▶ SÉRIE D'EXERCICES:
**a)** Recopiez tout le passage de l'article sur la crise libanaise, depuis « Après l'explosion du » jusqu'à « du marasme économique. ».
**b)** Résumez en deux phrases l'article sur la crise libanaise.

▶ EXTRAIT DU TEXTE:
• • • • • • •
Dans la crise libanaise, la stratégie divergente de Paris et Washington sur le Hezbollah

  • « L'approche de la France tend à être plus réaliste. Elle voit le Liban tel qu'il est », avance le politologue Karim Bitar
  • Le secrétaire d'Etat adjoint chargé du Proche-Orient David Schenker a résumé l'exercice d'équilibriste dans un entretien au quotidien Annahar: Washington travaille « étroitement » avec Paris mais a de « petites divergences »

BEYROUTH : Au Liban, Paris et Washington ont l'objectif commun de sortir le pays de la crise mais des positions opposées sur le Hezbollah. Si les Etats-Unis veulent combattre l'influence du mouvement pro-iranien, la France, au nom du pragmatisme, le considère comme un acteur incontournable.

Après l'explosion du 4 août dans le port de Beyrouth, les deux capitales occidentales se rejoignent sur la nécessité de former un gouvernement radicalement différent des précédents, capable d'enclencher, enfin, des réformes structurelles pour extirper le Liban du marasme économique.

Mais sur le mouvement chiite pro-iranien Hezbollah, classé « terroriste » par Washington et militairement engagé dans le conflit syrien, les points de vue divergent.

« L'approche de la France tend à être plus réaliste. Elle voit le Liban tel qu'il est », avance le politologue Karim Bitar. Paris « reconnaît l'équilibre des forces, elle reconnaît le Hezbollah comme acteur politique majeur, qui dispose d'une large base au sein de la communauté chiite », ajoute-t-il.

A l'inverse, pour Washington, « l'influence du Hezbollah est excessive », et « elle doit être contenue le plus rapidement possible », poursuit l'expert.

Après plusieurs mois de déclarations fracassantes contre le mouvement chiite, Washington suit de près l'engagement au Liban du président Emmanuel Macron, qui a tenu à établir une distinction entre l'aile « terroriste » du Hezbollah -sa branche armée-- et ses activités politiques.
• • • • • • •
▶ ENREGISTREMENTS:
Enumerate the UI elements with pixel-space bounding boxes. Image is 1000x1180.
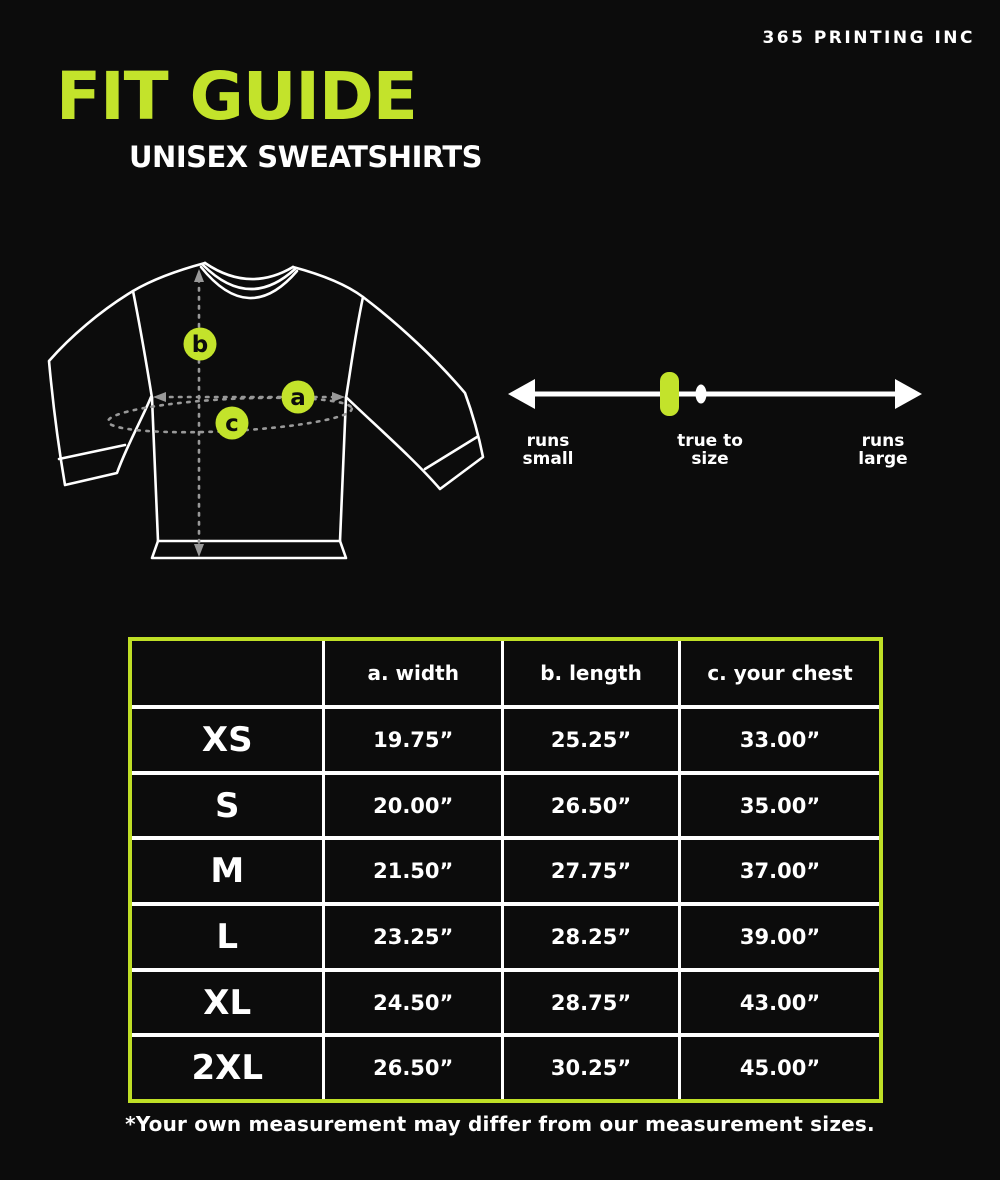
chest-value: 35.00” — [739, 793, 821, 818]
length-value: 28.75” — [550, 990, 632, 1015]
length-value: 27.75” — [550, 859, 632, 884]
table-row-2xl — [132, 1037, 879, 1099]
fit-scale — [505, 368, 925, 424]
cell-size — [132, 906, 325, 968]
cell-size — [132, 840, 325, 902]
measurement-point-a — [282, 381, 315, 414]
table-header-row — [132, 641, 879, 709]
table-row-m — [132, 840, 879, 906]
chest-value: 37.00” — [739, 859, 821, 884]
point-a-label: a — [290, 385, 306, 411]
table-row-xs — [132, 709, 879, 775]
cell-size — [132, 1037, 325, 1099]
cell-width — [325, 1037, 504, 1099]
guide-arrowheads — [153, 269, 345, 557]
cell-size — [132, 775, 325, 837]
cell-width — [325, 972, 504, 1034]
table-row-xl — [132, 972, 879, 1038]
cell-chest — [681, 775, 879, 837]
cell-width — [325, 775, 504, 837]
size-label: M — [210, 851, 245, 892]
cell-chest — [681, 709, 879, 771]
cell-size — [132, 972, 325, 1034]
sweatshirt-diagram — [25, 245, 490, 575]
size-label: S — [214, 785, 240, 826]
header-label-width: a. width — [367, 661, 459, 685]
measurement-disclaimer: *Your own measurement may differ from our measurement sizes. — [125, 1112, 875, 1136]
header-cell-width — [325, 641, 504, 705]
fit-scale-arrow — [508, 379, 922, 409]
header-cell-chest — [681, 641, 879, 705]
chest-value: 39.00” — [739, 924, 821, 949]
size-label: XL — [203, 982, 252, 1023]
measurement-point-c — [216, 407, 249, 440]
width-value: 26.50” — [373, 1056, 454, 1081]
width-value: 19.75” — [373, 727, 454, 752]
runs-large-line1: runs — [861, 431, 905, 451]
cell-length — [504, 840, 681, 902]
cell-chest — [681, 1037, 879, 1099]
runs-small-line1: runs — [526, 431, 570, 451]
arrowhead-left — [508, 379, 535, 409]
cell-width — [325, 840, 504, 902]
cell-width — [325, 906, 504, 968]
true-to-size-line2: size — [691, 449, 729, 470]
measurement-points — [184, 328, 315, 440]
length-value: 28.25” — [550, 924, 632, 949]
cell-length — [504, 709, 681, 771]
fit-scale-marker — [660, 372, 679, 416]
width-value: 20.00” — [373, 793, 454, 818]
point-b-label: b — [191, 332, 209, 358]
chest-value: 45.00” — [739, 1056, 821, 1081]
point-c-label: c — [225, 411, 239, 437]
header-label-chest: c. your chest — [707, 661, 853, 685]
size-label: L — [216, 916, 239, 957]
runs-large-line2: large — [858, 449, 908, 470]
header-cell-length — [504, 641, 681, 705]
true-to-size-line1: true to — [677, 431, 743, 451]
cell-length — [504, 1037, 681, 1099]
table-row-l — [132, 906, 879, 972]
width-value: 23.25” — [373, 924, 454, 949]
table-row-s — [132, 775, 879, 841]
size-label: 2XL — [191, 1048, 263, 1089]
page-title: FIT GUIDE — [56, 58, 417, 135]
fit-scale-dot — [696, 385, 707, 404]
size-label: XS — [201, 719, 253, 760]
sweatshirt-outline — [49, 263, 483, 558]
cell-chest — [681, 840, 879, 902]
size-table — [128, 637, 883, 1103]
brand-text: 365 PRINTING INC — [762, 28, 975, 48]
cell-width — [325, 709, 504, 771]
chest-value: 43.00” — [739, 990, 821, 1015]
measurement-point-b — [184, 328, 217, 361]
runs-small-line2: small — [522, 449, 574, 470]
cell-size — [132, 709, 325, 771]
cell-length — [504, 775, 681, 837]
length-value: 25.25” — [550, 727, 632, 752]
length-value: 30.25” — [550, 1056, 632, 1081]
scale-label-runs-small — [505, 432, 591, 469]
chest-value: 33.00” — [739, 727, 821, 752]
width-value: 21.50” — [373, 859, 454, 884]
cell-length — [504, 906, 681, 968]
header-label-length: b. length — [540, 661, 642, 685]
header-cell-size — [132, 641, 325, 705]
page-subtitle: UNISEX SWEATSHIRTS — [129, 140, 483, 174]
cell-chest — [681, 906, 879, 968]
scale-label-true-to-size — [655, 432, 765, 469]
cell-length — [504, 972, 681, 1034]
width-value: 24.50” — [373, 990, 454, 1015]
length-value: 26.50” — [550, 793, 632, 818]
cell-chest — [681, 972, 879, 1034]
scale-label-runs-large — [835, 432, 931, 469]
arrowhead-right — [895, 379, 922, 409]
• • • • • • •
▶ RÉPONSES CORRECTES:
**a)**
Après l'explosion du 4 août dans le port de Beyrouth, les deux capitales occidentales se rejoignent sur la nécessité de former un gouvernement radicalement différent des précédents, capable d'enclencher, enfin, des réformes structurelles pour extirper le Liban du marasme économique.

**b)** Au Liban, Paris et Washington veulent tous deux sortir le pays de la crise et s'accordent, après l'explosion du 4 août dans le port de Beyrouth, sur la nécessité d'un gouvernement radicalement différent capable d'enclencher des réformes structurelles. Ils divergent toutefois sur le Hezbollah : les Etats-Unis, qui le classent « terroriste », veulent contenir son influence, tandis que la France le considère comme un acteur politique incontournable et distingue sa branche armée de ses activités politiques.